**GIVEN INSTRUCTION:**
Reproduce the data that follows in its entirety, character for character.

**DATA FOR THIS TASK:**
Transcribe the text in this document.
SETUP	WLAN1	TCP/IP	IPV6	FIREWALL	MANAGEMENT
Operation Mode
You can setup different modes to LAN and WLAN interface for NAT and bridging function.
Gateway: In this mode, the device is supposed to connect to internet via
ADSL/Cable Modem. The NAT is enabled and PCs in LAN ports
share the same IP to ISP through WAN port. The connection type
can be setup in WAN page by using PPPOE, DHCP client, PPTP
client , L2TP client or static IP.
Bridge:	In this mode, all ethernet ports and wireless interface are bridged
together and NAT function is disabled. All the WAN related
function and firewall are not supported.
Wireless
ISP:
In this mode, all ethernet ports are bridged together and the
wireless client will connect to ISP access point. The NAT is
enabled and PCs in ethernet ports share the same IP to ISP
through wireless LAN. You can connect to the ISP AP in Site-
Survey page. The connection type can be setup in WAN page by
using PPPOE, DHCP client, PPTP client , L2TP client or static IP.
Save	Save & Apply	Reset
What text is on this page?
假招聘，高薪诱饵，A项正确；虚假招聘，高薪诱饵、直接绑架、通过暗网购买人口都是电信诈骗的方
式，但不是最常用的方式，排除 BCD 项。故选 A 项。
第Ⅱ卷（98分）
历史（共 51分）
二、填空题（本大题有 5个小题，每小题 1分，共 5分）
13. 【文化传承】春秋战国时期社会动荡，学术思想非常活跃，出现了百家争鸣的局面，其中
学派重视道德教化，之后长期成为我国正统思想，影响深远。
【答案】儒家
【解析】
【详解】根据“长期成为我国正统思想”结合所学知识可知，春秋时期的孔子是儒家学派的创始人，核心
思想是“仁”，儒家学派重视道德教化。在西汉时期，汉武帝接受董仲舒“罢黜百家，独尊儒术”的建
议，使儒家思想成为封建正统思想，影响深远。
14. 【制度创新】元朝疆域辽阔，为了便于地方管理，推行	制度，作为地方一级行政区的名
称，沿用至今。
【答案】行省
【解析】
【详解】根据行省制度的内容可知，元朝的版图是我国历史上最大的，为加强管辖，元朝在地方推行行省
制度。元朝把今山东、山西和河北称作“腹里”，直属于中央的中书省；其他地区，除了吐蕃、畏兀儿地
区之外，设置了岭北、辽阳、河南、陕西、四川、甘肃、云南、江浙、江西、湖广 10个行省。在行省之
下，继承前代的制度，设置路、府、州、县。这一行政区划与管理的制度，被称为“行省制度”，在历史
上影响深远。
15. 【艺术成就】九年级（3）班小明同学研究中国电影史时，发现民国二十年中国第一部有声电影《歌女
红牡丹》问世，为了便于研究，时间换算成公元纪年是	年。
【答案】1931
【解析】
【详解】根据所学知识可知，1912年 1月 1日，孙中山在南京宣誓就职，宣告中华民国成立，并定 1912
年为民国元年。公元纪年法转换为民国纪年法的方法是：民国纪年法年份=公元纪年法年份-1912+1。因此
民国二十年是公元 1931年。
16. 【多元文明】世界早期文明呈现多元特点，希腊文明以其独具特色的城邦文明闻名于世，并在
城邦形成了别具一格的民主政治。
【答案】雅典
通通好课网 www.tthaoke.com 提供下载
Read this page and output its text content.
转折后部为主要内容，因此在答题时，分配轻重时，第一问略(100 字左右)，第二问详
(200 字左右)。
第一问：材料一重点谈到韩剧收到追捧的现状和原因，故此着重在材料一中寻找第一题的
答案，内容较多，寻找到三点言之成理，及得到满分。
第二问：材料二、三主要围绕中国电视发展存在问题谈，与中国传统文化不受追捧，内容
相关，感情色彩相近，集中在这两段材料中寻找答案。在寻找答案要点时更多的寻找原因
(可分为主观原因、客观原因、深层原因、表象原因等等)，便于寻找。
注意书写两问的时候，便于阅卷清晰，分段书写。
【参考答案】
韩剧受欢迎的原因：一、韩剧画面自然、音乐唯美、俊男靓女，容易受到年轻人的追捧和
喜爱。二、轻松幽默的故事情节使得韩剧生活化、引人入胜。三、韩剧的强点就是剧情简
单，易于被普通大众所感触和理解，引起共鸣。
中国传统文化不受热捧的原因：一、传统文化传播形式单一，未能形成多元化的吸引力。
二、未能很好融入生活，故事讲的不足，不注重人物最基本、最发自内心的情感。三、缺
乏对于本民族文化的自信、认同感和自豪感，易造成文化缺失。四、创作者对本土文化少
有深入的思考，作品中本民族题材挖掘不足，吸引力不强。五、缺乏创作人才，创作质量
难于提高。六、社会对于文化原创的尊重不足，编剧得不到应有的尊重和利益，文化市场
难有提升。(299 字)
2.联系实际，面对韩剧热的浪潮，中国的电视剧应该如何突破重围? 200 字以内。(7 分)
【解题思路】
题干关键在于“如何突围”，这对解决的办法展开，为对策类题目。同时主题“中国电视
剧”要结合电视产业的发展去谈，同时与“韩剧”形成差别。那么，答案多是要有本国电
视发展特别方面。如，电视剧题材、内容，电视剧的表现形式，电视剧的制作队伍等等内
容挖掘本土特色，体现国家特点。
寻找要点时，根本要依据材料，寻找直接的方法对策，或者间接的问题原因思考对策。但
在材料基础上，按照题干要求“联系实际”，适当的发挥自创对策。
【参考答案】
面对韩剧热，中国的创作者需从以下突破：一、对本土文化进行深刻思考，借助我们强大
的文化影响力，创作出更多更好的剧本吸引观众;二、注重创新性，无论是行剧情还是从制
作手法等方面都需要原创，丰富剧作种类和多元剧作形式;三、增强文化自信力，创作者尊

**EXERCISE OUTPUT:**
Transcribe the text in this document.
SETUP	WLAN1	TCP/IP	IPV6	FIREWALL	MANAGEMENT
Operation Mode
You can setup different modes to LAN and WLAN interface for NAT and bridging function.
Gateway: In this mode, the device is supposed to connect to internet via
ADSL/Cable Modem. The NAT is enabled and PCs in LAN ports
share the same IP to ISP through WAN port. The connection type
can be setup in WAN page by using PPPOE, DHCP client, PPTP
client , L2TP client or static IP.
Bridge:	In this mode, all ethernet ports and wireless interface are bridged
together and NAT function is disabled. All the WAN related
function and firewall are not supported.
Wireless
ISP:
In this mode, all ethernet ports are bridged together and the
wireless client will connect to ISP access point. The NAT is
enabled and PCs in ethernet ports share the same IP to ISP
through wireless LAN. You can connect to the ISP AP in Site-
Survey page. The connection type can be setup in WAN page by
using PPPOE, DHCP client, PPTP client , L2TP client or static IP.
Save	Save & Apply	Reset
What text is on this page?
假招聘，高薪诱饵，A项正确；虚假招聘，高薪诱饵、直接绑架、通过暗网购买人口都是电信诈骗的方
式，但不是最常用的方式，排除 BCD 项。故选 A 项。
第Ⅱ卷（98分）
历史（共 51分）
二、填空题（本大题有 5个小题，每小题 1分，共 5分）
13. 【文化传承】春秋战国时期社会动荡，学术思想非常活跃，出现了百家争鸣的局面，其中
学派重视道德教化，之后长期成为我国正统思想，影响深远。
【答案】儒家
【解析】
【详解】根据“长期成为我国正统思想”结合所学知识可知，春秋时期的孔子是儒家学派的创始人，核心
思想是“仁”，儒家学派重视道德教化。在西汉时期，汉武帝接受董仲舒“罢黜百家，独尊儒术”的建
议，使儒家思想成为封建正统思想，影响深远。
14. 【制度创新】元朝疆域辽阔，为了便于地方管理，推行	制度，作为地方一级行政区的名
称，沿用至今。
【答案】行省
【解析】
【详解】根据行省制度的内容可知，元朝的版图是我国历史上最大的，为加强管辖，元朝在地方推行行省
制度。元朝把今山东、山西和河北称作“腹里”，直属于中央的中书省；其他地区，除了吐蕃、畏兀儿地
区之外，设置了岭北、辽阳、河南、陕西、四川、甘肃、云南、江浙、江西、湖广 10个行省。在行省之
下，继承前代的制度，设置路、府、州、县。这一行政区划与管理的制度，被称为“行省制度”，在历史
上影响深远。
15. 【艺术成就】九年级（3）班小明同学研究中国电影史时，发现民国二十年中国第一部有声电影《歌女
红牡丹》问世，为了便于研究，时间换算成公元纪年是	年。
【答案】1931
【解析】
【详解】根据所学知识可知，1912年 1月 1日，孙中山在南京宣誓就职，宣告中华民国成立，并定 1912
年为民国元年。公元纪年法转换为民国纪年法的方法是：民国纪年法年份=公元纪年法年份-1912+1。因此
民国二十年是公元 1931年。
16. 【多元文明】世界早期文明呈现多元特点，希腊文明以其独具特色的城邦文明闻名于世，并在
城邦形成了别具一格的民主政治。
【答案】雅典
通通好课网 www.tthaoke.com 提供下载
Read this page and output its text content.
转折后部为主要内容，因此在答题时，分配轻重时，第一问略(100 字左右)，第二问详
(200 字左右)。
第一问：材料一重点谈到韩剧收到追捧的现状和原因，故此着重在材料一中寻找第一题的
答案，内容较多，寻找到三点言之成理，及得到满分。
第二问：材料二、三主要围绕中国电视发展存在问题谈，与中国传统文化不受追捧，内容
相关，感情色彩相近，集中在这两段材料中寻找答案。在寻找答案要点时更多的寻找原因
(可分为主观原因、客观原因、深层原因、表象原因等等)，便于寻找。
注意书写两问的时候，便于阅卷清晰，分段书写。
【参考答案】
韩剧受欢迎的原因：一、韩剧画面自然、音乐唯美、俊男靓女，容易受到年轻人的追捧和
喜爱。二、轻松幽默的故事情节使得韩剧生活化、引人入胜。三、韩剧的强点就是剧情简
单，易于被普通大众所感触和理解，引起共鸣。
中国传统文化不受热捧的原因：一、传统文化传播形式单一，未能形成多元化的吸引力。
二、未能很好融入生活，故事讲的不足，不注重人物最基本、最发自内心的情感。三、缺
乏对于本民族文化的自信、认同感和自豪感，易造成文化缺失。四、创作者对本土文化少
有深入的思考，作品中本民族题材挖掘不足，吸引力不强。五、缺乏创作人才，创作质量
难于提高。六、社会对于文化原创的尊重不足，编剧得不到应有的尊重和利益，文化市场
难有提升。(299 字)
2.联系实际，面对韩剧热的浪潮，中国的电视剧应该如何突破重围? 200 字以内。(7 分)
【解题思路】
题干关键在于“如何突围”，这对解决的办法展开，为对策类题目。同时主题“中国电视
剧”要结合电视产业的发展去谈，同时与“韩剧”形成差别。那么，答案多是要有本国电
视发展特别方面。如，电视剧题材、内容，电视剧的表现形式，电视剧的制作队伍等等内
容挖掘本土特色，体现国家特点。
寻找要点时，根本要依据材料，寻找直接的方法对策，或者间接的问题原因思考对策。但
在材料基础上，按照题干要求“联系实际”，适当的发挥自创对策。
【参考答案】
面对韩剧热，中国的创作者需从以下突破：一、对本土文化进行深刻思考，借助我们强大
的文化影响力，创作出更多更好的剧本吸引观众;二、注重创新性，无论是行剧情还是从制
作手法等方面都需要原创，丰富剧作种类和多元剧作形式;三、增强文化自信力，创作者尊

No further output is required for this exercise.